◆ **Information provided**
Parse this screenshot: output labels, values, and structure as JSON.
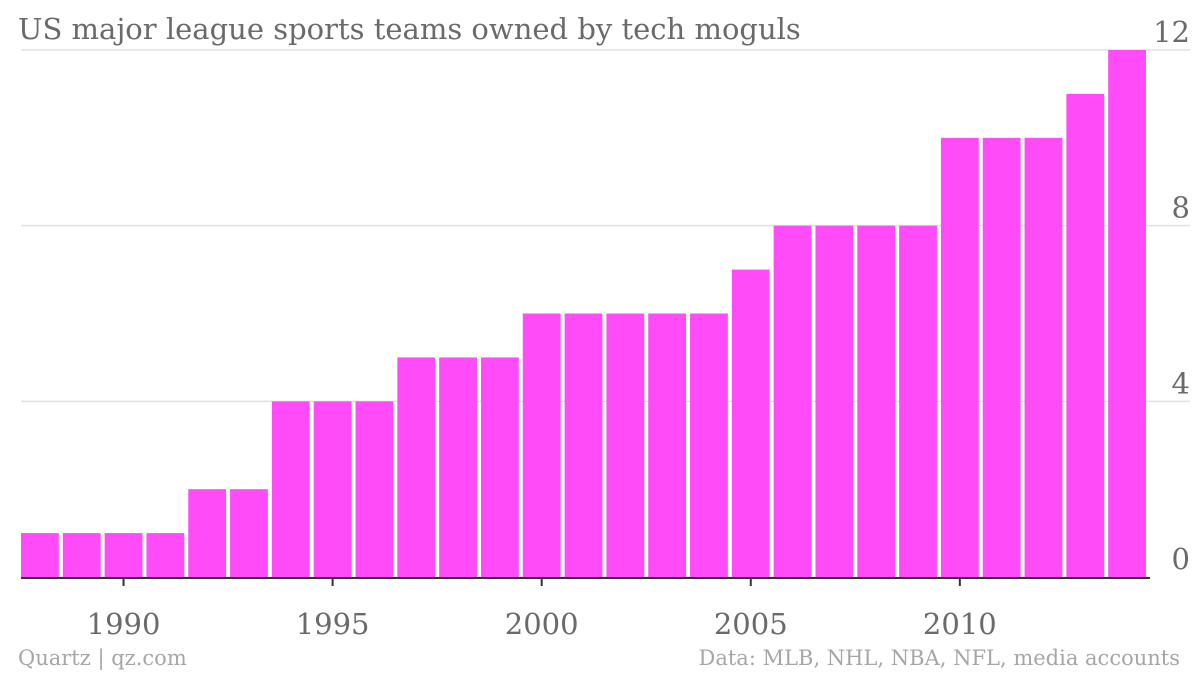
{
  "chart_data": {
    "type": "bar",
    "title": "US major league sports teams owned by tech moguls",
    "xlabel": "",
    "ylabel": "",
    "categories": [
      "1988",
      "1989",
      "1990",
      "1991",
      "1992",
      "1993",
      "1994",
      "1995",
      "1996",
      "1997",
      "1998",
      "1999",
      "2000",
      "2001",
      "2002",
      "2003",
      "2004",
      "2005",
      "2006",
      "2007",
      "2008",
      "2009",
      "2010",
      "2011",
      "2012",
      "2013",
      "2014"
    ],
    "values": [
      1,
      1,
      1,
      1,
      2,
      2,
      4,
      4,
      4,
      5,
      5,
      5,
      6,
      6,
      6,
      6,
      6,
      7,
      8,
      8,
      8,
      8,
      10,
      10,
      10,
      11,
      12
    ],
    "ylim": [
      0,
      12
    ],
    "yticks": [
      "0",
      "4",
      "8",
      "12"
    ],
    "xticks": [
      "1990",
      "1995",
      "2000",
      "2005",
      "2010"
    ],
    "y_axis_side": "right",
    "grid": true,
    "bar_color": "#ff4cf8",
    "grid_color": "#e0e0e0",
    "axis_color": "#333333"
  },
  "footer": {
    "source_left": "Quartz | qz.com",
    "source_right": "Data: MLB, NHL, NBA, NFL, media accounts"
  }
}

◆ **What to do**
Leave out the pictures and transcribe the entries above exactly.

◆ **Task solution**
Parse this screenshot: output labels, values, and structure as JSON.
{
  "chart_data": {
    "type": "bar",
    "title": "US major league sports teams owned by tech moguls",
    "xlabel": "",
    "ylabel": "",
    "categories": [
      "1988",
      "1989",
      "1990",
      "1991",
      "1992",
      "1993",
      "1994",
      "1995",
      "1996",
      "1997",
      "1998",
      "1999",
      "2000",
      "2001",
      "2002",
      "2003",
      "2004",
      "2005",
      "2006",
      "2007",
      "2008",
      "2009",
      "2010",
      "2011",
      "2012",
      "2013",
      "2014"
    ],
    "values": [
      1,
      1,
      1,
      1,
      2,
      2,
      4,
      4,
      4,
      5,
      5,
      5,
      6,
      6,
      6,
      6,
      6,
      7,
      8,
      8,
      8,
      8,
      10,
      10,
      10,
      11,
      12
    ],
    "ylim": [
      0,
      12
    ],
    "yticks": [
      "0",
      "4",
      "8",
      "12"
    ],
    "xticks": [
      "1990",
      "1995",
      "2000",
      "2005",
      "2010"
    ],
    "y_axis_side": "right",
    "grid": true,
    "bar_color": "#ff4cf8",
    "grid_color": "#e0e0e0",
    "axis_color": "#333333"
  },
  "footer": {
    "source_left": "Quartz | qz.com",
    "source_right": "Data: MLB, NHL, NBA, NFL, media accounts"
  }
}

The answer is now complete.